• _Your instructions_
Transcribe the listing below word for word.

Records from a data source:
• • •
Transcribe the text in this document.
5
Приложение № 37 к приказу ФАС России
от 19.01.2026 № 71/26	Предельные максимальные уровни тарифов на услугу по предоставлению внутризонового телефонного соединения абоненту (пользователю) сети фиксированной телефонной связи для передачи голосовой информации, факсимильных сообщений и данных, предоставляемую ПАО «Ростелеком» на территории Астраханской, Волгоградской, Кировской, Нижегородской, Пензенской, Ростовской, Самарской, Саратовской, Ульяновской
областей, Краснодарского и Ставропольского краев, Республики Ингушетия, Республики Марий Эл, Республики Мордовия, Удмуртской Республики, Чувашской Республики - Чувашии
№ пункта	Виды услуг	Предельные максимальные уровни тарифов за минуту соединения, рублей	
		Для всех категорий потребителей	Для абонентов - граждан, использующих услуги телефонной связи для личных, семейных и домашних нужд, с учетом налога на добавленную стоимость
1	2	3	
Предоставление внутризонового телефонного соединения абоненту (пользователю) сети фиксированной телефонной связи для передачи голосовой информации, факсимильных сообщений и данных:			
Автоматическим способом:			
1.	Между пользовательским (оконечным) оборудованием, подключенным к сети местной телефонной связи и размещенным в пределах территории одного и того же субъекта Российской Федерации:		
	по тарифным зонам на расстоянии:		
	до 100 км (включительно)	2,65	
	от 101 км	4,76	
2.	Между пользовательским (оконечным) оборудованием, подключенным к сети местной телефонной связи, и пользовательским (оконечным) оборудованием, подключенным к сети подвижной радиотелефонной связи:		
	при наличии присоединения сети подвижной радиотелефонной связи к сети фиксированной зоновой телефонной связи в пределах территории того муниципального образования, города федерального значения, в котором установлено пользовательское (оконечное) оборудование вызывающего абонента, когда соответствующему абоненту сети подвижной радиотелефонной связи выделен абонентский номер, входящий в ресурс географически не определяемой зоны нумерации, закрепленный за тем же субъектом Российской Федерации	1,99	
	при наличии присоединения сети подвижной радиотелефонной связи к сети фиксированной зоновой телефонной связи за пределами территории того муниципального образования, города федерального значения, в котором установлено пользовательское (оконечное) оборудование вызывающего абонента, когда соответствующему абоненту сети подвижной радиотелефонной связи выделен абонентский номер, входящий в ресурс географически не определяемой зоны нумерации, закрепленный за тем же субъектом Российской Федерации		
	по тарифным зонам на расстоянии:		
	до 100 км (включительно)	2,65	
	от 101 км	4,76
• • •
• _Complete output_
Transcribe the text in this document.
5
Приложение № 37 к приказу ФАС России
от 19.01.2026 № 71/26	Предельные максимальные уровни тарифов на услугу по предоставлению внутризонового телефонного соединения абоненту (пользователю) сети фиксированной телефонной связи для передачи голосовой информации, факсимильных сообщений и данных, предоставляемую ПАО «Ростелеком» на территории Астраханской, Волгоградской, Кировской, Нижегородской, Пензенской, Ростовской, Самарской, Саратовской, Ульяновской
областей, Краснодарского и Ставропольского краев, Республики Ингушетия, Республики Марий Эл, Республики Мордовия, Удмуртской Республики, Чувашской Республики - Чувашии
№ пункта	Виды услуг	Предельные максимальные уровни тарифов за минуту соединения, рублей	
		Для всех категорий потребителей	Для абонентов - граждан, использующих услуги телефонной связи для личных, семейных и домашних нужд, с учетом налога на добавленную стоимость
1	2	3	
Предоставление внутризонового телефонного соединения абоненту (пользователю) сети фиксированной телефонной связи для передачи голосовой информации, факсимильных сообщений и данных:			
Автоматическим способом:			
1.	Между пользовательским (оконечным) оборудованием, подключенным к сети местной телефонной связи и размещенным в пределах территории одного и того же субъекта Российской Федерации:		
	по тарифным зонам на расстоянии:		
	до 100 км (включительно)	2,65	
	от 101 км	4,76	
2.	Между пользовательским (оконечным) оборудованием, подключенным к сети местной телефонной связи, и пользовательским (оконечным) оборудованием, подключенным к сети подвижной радиотелефонной связи:		
	при наличии присоединения сети подвижной радиотелефонной связи к сети фиксированной зоновой телефонной связи в пределах территории того муниципального образования, города федерального значения, в котором установлено пользовательское (оконечное) оборудование вызывающего абонента, когда соответствующему абоненту сети подвижной радиотелефонной связи выделен абонентский номер, входящий в ресурс географически не определяемой зоны нумерации, закрепленный за тем же субъектом Российской Федерации	1,99	
	при наличии присоединения сети подвижной радиотелефонной связи к сети фиксированной зоновой телефонной связи за пределами территории того муниципального образования, города федерального значения, в котором установлено пользовательское (оконечное) оборудование вызывающего абонента, когда соответствующему абоненту сети подвижной радиотелефонной связи выделен абонентский номер, входящий в ресурс географически не определяемой зоны нумерации, закрепленный за тем же субъектом Российской Федерации		
	по тарифным зонам на расстоянии:		
	до 100 км (включительно)	2,65	
	от 101 км	4,76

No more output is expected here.